--- start of Exercise materials ---
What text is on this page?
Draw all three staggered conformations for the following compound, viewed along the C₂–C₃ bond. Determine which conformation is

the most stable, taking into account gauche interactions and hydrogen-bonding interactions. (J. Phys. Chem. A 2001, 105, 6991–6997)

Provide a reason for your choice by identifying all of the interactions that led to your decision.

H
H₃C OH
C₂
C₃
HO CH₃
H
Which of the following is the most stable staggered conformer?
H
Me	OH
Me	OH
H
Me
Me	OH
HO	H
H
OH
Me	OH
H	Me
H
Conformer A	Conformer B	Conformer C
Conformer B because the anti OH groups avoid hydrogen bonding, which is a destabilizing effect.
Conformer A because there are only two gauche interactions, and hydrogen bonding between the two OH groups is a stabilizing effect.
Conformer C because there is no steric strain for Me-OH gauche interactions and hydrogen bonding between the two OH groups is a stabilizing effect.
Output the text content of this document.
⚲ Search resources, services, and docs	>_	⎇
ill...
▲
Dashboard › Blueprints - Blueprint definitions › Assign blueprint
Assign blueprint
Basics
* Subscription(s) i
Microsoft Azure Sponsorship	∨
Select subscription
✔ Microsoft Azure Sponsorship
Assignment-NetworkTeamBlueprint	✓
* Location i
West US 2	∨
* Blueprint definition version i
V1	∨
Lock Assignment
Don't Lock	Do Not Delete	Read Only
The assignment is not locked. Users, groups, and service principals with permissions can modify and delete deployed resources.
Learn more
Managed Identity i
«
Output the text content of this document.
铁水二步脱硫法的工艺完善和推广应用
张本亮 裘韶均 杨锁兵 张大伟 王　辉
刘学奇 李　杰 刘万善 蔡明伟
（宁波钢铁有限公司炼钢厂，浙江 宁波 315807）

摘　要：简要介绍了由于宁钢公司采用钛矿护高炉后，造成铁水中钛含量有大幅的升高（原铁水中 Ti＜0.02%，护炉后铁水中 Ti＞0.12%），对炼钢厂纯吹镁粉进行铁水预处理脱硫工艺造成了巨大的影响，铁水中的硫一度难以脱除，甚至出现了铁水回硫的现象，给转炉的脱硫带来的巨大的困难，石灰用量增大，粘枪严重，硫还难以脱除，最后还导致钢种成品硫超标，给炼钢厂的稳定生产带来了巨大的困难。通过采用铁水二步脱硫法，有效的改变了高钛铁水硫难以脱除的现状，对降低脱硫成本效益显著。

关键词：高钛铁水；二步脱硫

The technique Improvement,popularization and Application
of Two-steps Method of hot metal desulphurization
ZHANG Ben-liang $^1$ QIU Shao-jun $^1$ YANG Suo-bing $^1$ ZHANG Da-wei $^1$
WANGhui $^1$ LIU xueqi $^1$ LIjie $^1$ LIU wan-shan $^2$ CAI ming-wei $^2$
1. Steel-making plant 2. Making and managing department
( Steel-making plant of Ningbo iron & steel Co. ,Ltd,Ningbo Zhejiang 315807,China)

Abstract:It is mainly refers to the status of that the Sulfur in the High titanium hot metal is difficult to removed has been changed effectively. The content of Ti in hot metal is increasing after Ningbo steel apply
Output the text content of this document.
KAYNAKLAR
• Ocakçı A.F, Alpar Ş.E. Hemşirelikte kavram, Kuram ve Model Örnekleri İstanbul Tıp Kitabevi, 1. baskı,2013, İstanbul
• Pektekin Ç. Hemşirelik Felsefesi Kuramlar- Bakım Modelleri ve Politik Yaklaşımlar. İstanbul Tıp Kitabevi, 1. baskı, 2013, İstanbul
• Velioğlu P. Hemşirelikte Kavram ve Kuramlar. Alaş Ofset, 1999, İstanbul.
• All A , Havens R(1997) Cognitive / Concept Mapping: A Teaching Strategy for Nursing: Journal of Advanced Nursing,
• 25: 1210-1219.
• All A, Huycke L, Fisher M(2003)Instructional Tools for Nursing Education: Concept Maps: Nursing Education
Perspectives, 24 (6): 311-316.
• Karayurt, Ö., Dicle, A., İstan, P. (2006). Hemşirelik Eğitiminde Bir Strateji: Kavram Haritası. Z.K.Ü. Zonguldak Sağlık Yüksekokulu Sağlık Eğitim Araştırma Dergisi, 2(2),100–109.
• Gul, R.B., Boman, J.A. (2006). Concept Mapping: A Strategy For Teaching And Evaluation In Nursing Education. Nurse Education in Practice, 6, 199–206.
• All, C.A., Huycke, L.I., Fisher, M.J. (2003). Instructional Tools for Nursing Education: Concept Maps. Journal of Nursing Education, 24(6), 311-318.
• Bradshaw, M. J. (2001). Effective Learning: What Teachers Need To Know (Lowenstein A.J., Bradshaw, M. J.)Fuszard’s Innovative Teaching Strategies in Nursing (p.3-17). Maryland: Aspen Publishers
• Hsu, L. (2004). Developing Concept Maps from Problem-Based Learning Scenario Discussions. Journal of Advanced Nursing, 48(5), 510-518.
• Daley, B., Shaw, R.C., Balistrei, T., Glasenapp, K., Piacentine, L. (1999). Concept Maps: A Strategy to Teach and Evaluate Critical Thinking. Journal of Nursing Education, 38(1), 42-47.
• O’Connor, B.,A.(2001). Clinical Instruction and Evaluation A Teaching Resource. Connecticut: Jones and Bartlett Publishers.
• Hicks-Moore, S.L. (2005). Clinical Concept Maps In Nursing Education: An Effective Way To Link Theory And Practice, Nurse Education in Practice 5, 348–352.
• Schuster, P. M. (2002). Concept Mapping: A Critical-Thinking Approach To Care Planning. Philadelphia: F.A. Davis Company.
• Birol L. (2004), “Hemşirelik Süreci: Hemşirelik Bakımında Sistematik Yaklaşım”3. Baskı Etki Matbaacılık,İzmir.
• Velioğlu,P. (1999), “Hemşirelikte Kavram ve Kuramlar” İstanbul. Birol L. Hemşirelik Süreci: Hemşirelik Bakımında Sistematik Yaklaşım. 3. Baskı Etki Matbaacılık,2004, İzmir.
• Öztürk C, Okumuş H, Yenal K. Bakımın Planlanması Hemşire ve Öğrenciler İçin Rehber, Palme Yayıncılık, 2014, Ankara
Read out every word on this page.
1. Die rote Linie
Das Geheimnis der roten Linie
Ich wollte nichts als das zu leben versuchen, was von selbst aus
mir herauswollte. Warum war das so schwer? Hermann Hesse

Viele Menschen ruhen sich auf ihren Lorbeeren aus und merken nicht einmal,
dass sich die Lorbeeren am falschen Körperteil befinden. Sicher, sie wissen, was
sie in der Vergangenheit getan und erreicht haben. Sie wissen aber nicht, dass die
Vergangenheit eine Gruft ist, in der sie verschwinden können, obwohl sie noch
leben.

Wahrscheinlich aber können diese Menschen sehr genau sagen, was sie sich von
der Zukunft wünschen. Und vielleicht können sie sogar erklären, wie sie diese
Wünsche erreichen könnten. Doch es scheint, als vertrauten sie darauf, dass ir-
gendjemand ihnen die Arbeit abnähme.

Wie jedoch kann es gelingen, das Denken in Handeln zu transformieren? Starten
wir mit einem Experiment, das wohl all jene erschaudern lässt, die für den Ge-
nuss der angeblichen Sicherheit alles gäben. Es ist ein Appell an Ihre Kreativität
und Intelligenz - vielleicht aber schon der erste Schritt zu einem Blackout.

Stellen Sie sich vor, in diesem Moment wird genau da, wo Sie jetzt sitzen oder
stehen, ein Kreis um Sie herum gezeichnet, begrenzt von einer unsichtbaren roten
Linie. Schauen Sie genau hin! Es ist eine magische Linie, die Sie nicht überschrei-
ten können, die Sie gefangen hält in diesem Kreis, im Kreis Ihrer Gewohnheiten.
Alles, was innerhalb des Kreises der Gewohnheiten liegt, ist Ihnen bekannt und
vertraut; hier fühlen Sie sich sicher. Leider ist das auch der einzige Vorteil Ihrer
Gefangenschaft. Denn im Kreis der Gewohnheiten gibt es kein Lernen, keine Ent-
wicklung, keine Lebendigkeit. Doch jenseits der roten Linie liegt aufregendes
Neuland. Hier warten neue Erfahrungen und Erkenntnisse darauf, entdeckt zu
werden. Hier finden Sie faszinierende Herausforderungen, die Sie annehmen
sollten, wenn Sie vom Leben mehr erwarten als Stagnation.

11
--- end of Exercise materials ---
### Exercise description
Go through the data and gather every line that holds "following".

### Solution to the problem
Draw all three staggered conformations for the following compound, viewed along the C₂–C₃ bond. Determine which conformation is
Which of the following is the most stable staggered conformer?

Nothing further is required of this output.